++++ Supplied data
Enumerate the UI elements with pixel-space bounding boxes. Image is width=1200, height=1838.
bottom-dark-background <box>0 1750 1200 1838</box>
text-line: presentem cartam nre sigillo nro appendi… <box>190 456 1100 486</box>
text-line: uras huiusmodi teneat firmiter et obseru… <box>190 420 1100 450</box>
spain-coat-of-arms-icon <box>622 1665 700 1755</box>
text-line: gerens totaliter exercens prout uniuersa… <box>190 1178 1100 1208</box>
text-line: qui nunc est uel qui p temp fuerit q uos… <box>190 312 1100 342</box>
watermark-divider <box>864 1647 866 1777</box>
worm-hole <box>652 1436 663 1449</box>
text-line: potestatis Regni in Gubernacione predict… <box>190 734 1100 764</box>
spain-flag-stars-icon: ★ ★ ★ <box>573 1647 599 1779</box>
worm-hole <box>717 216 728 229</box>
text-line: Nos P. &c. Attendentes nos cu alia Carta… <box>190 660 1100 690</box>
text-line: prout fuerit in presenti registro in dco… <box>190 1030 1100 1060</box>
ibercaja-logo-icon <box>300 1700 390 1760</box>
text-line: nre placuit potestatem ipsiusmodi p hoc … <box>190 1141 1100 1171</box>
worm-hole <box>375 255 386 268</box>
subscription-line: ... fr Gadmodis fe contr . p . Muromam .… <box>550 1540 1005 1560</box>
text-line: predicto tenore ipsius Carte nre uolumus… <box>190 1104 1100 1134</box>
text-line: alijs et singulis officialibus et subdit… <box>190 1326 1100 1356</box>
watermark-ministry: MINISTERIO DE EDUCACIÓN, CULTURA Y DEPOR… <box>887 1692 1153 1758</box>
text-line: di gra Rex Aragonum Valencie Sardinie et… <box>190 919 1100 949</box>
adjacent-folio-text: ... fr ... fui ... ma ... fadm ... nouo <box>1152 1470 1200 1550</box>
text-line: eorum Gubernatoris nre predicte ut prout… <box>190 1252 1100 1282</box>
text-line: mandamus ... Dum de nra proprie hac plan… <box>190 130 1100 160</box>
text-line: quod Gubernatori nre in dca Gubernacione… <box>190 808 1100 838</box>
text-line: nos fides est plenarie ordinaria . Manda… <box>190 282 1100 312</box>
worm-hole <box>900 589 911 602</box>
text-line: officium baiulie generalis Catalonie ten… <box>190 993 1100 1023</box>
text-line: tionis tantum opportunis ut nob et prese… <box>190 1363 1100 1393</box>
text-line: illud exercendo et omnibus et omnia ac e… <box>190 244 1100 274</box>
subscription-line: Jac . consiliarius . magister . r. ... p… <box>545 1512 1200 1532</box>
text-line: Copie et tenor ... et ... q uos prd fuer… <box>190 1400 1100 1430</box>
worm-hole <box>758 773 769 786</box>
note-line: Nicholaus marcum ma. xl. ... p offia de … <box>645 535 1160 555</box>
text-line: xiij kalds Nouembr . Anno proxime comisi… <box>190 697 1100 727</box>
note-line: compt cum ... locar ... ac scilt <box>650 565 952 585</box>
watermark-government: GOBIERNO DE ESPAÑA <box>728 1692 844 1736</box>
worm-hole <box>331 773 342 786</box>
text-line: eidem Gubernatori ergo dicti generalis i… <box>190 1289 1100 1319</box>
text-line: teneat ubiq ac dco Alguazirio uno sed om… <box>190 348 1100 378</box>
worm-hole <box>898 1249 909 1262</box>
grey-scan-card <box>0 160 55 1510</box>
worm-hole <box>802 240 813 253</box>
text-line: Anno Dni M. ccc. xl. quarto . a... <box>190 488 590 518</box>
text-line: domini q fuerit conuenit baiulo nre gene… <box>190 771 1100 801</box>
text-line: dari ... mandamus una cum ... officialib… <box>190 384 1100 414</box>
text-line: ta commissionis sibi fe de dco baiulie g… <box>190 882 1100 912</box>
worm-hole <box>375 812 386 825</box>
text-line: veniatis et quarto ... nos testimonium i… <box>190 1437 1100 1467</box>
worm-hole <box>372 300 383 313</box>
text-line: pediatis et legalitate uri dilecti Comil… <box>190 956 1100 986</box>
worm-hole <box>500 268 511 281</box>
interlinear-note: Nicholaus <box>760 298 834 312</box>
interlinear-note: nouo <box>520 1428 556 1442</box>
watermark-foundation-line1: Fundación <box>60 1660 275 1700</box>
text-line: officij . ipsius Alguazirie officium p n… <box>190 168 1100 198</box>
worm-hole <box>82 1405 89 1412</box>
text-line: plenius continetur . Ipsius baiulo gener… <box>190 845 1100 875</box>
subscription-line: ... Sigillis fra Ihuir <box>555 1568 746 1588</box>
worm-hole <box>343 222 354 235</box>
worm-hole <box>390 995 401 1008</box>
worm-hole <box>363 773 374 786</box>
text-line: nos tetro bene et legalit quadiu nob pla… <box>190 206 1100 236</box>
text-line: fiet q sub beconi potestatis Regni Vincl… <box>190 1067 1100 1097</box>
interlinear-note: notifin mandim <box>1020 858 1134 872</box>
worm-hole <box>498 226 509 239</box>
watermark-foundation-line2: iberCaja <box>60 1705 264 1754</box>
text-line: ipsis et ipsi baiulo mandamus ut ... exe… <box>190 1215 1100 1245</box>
++++++++
Work to be completed
Reproduce every line of the material above without changing anything.

Task output
Enumerate the UI elements with pixel-space bounding boxes. Image is width=1200, height=1838.
bottom-dark-background <box>0 1750 1200 1838</box>
text-line: presentem cartam nre sigillo nro appendi… <box>190 456 1100 486</box>
text-line: uras huiusmodi teneat firmiter et obseru… <box>190 420 1100 450</box>
spain-coat-of-arms-icon <box>622 1665 700 1755</box>
text-line: gerens totaliter exercens prout uniuersa… <box>190 1178 1100 1208</box>
text-line: qui nunc est uel qui p temp fuerit q uos… <box>190 312 1100 342</box>
watermark-divider <box>864 1647 866 1777</box>
worm-hole <box>652 1436 663 1449</box>
text-line: potestatis Regni in Gubernacione predict… <box>190 734 1100 764</box>
spain-flag-stars-icon: ★ ★ ★ <box>573 1647 599 1779</box>
worm-hole <box>717 216 728 229</box>
text-line: Nos P. &c. Attendentes nos cu alia Carta… <box>190 660 1100 690</box>
text-line: prout fuerit in presenti registro in dco… <box>190 1030 1100 1060</box>
ibercaja-logo-icon <box>300 1700 390 1760</box>
text-line: nre placuit potestatem ipsiusmodi p hoc … <box>190 1141 1100 1171</box>
worm-hole <box>375 255 386 268</box>
subscription-line: ... fr Gadmodis fe contr . p . Muromam .… <box>550 1540 1005 1560</box>
text-line: predicto tenore ipsius Carte nre uolumus… <box>190 1104 1100 1134</box>
text-line: alijs et singulis officialibus et subdit… <box>190 1326 1100 1356</box>
watermark-ministry: MINISTERIO DE EDUCACIÓN, CULTURA Y DEPOR… <box>887 1692 1153 1758</box>
text-line: di gra Rex Aragonum Valencie Sardinie et… <box>190 919 1100 949</box>
adjacent-folio-text: ... fr ... fui ... ma ... fadm ... nouo <box>1152 1470 1200 1550</box>
text-line: eorum Gubernatoris nre predicte ut prout… <box>190 1252 1100 1282</box>
text-line: mandamus ... Dum de nra proprie hac plan… <box>190 130 1100 160</box>
text-line: quod Gubernatori nre in dca Gubernacione… <box>190 808 1100 838</box>
text-line: nos fides est plenarie ordinaria . Manda… <box>190 282 1100 312</box>
worm-hole <box>900 589 911 602</box>
text-line: officium baiulie generalis Catalonie ten… <box>190 993 1100 1023</box>
text-line: tionis tantum opportunis ut nob et prese… <box>190 1363 1100 1393</box>
text-line: illud exercendo et omnibus et omnia ac e… <box>190 244 1100 274</box>
subscription-line: Jac . consiliarius . magister . r. ... p… <box>545 1512 1200 1532</box>
text-line: Copie et tenor ... et ... q uos prd fuer… <box>190 1400 1100 1430</box>
worm-hole <box>758 773 769 786</box>
note-line: Nicholaus marcum ma. xl. ... p offia de … <box>645 535 1160 555</box>
text-line: xiij kalds Nouembr . Anno proxime comisi… <box>190 697 1100 727</box>
note-line: compt cum ... locar ... ac scilt <box>650 565 952 585</box>
watermark-government: GOBIERNO DE ESPAÑA <box>728 1692 844 1736</box>
worm-hole <box>331 773 342 786</box>
text-line: eidem Gubernatori ergo dicti generalis i… <box>190 1289 1100 1319</box>
text-line: teneat ubiq ac dco Alguazirio uno sed om… <box>190 348 1100 378</box>
worm-hole <box>898 1249 909 1262</box>
grey-scan-card <box>0 160 55 1510</box>
worm-hole <box>802 240 813 253</box>
text-line: Anno Dni M. ccc. xl. quarto . a... <box>190 488 590 518</box>
text-line: domini q fuerit conuenit baiulo nre gene… <box>190 771 1100 801</box>
text-line: dari ... mandamus una cum ... officialib… <box>190 384 1100 414</box>
text-line: ta commissionis sibi fe de dco baiulie g… <box>190 882 1100 912</box>
worm-hole <box>375 812 386 825</box>
text-line: veniatis et quarto ... nos testimonium i… <box>190 1437 1100 1467</box>
worm-hole <box>372 300 383 313</box>
text-line: pediatis et legalitate uri dilecti Comil… <box>190 956 1100 986</box>
worm-hole <box>500 268 511 281</box>
interlinear-note: Nicholaus <box>760 298 834 312</box>
interlinear-note: nouo <box>520 1428 556 1442</box>
watermark-foundation-line1: Fundación <box>60 1660 275 1700</box>
text-line: officij . ipsius Alguazirie officium p n… <box>190 168 1100 198</box>
worm-hole <box>82 1405 89 1412</box>
text-line: plenius continetur . Ipsius baiulo gener… <box>190 845 1100 875</box>
subscription-line: ... Sigillis fra Ihuir <box>555 1568 746 1588</box>
worm-hole <box>343 222 354 235</box>
worm-hole <box>390 995 401 1008</box>
worm-hole <box>363 773 374 786</box>
text-line: nos tetro bene et legalit quadiu nob pla… <box>190 206 1100 236</box>
text-line: fiet q sub beconi potestatis Regni Vincl… <box>190 1067 1100 1097</box>
interlinear-note: notifin mandim <box>1020 858 1134 872</box>
worm-hole <box>498 226 509 239</box>
watermark-foundation-line2: iberCaja <box>60 1705 264 1754</box>
text-line: ipsis et ipsi baiulo mandamus ut ... exe… <box>190 1215 1100 1245</box>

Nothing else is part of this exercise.